Given request: Identify each line below containing the string "专业课程" and copy it.

Material provided:
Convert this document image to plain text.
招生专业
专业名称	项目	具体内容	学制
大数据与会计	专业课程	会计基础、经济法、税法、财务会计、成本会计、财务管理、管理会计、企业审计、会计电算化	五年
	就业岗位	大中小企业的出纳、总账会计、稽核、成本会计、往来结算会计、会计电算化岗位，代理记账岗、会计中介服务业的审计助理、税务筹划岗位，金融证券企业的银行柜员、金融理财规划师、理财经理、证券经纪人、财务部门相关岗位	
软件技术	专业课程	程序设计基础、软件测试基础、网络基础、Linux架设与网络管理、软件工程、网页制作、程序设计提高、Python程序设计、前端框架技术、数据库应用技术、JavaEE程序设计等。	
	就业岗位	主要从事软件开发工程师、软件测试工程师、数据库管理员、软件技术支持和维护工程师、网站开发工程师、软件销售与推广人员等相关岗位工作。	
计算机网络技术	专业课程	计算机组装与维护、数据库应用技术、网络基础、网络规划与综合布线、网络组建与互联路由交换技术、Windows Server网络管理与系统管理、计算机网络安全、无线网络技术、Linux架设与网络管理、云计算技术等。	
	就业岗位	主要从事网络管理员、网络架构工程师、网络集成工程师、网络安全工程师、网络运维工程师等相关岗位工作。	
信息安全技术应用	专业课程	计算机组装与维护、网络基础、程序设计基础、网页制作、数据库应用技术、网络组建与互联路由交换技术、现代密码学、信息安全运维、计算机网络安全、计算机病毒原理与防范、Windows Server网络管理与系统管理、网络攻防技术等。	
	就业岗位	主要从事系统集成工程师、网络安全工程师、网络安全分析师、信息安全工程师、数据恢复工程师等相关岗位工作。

Solved exercise:
大数据与会计	专业课程	会计基础、经济法、税法、财务会计、成本会计、财务管理、管理会计、企业审计、会计电算化	五年
软件技术	专业课程	程序设计基础、软件测试基础、网络基础、Linux架设与网络管理、软件工程、网页制作、程序设计提高、Python程序设计、前端框架技术、数据库应用技术、JavaEE程序设计等。	
计算机网络技术	专业课程	计算机组装与维护、数据库应用技术、网络基础、网络规划与综合布线、网络组建与互联路由交换技术、Windows Server网络管理与系统管理、计算机网络安全、无线网络技术、Linux架设与网络管理、云计算技术等。	
信息安全技术应用	专业课程	计算机组装与维护、网络基础、程序设计基础、网页制作、数据库应用技术、网络组建与互联路由交换技术、现代密码学、信息安全运维、计算机网络安全、计算机病毒原理与防范、Windows Server网络管理与系统管理、网络攻防技术等。	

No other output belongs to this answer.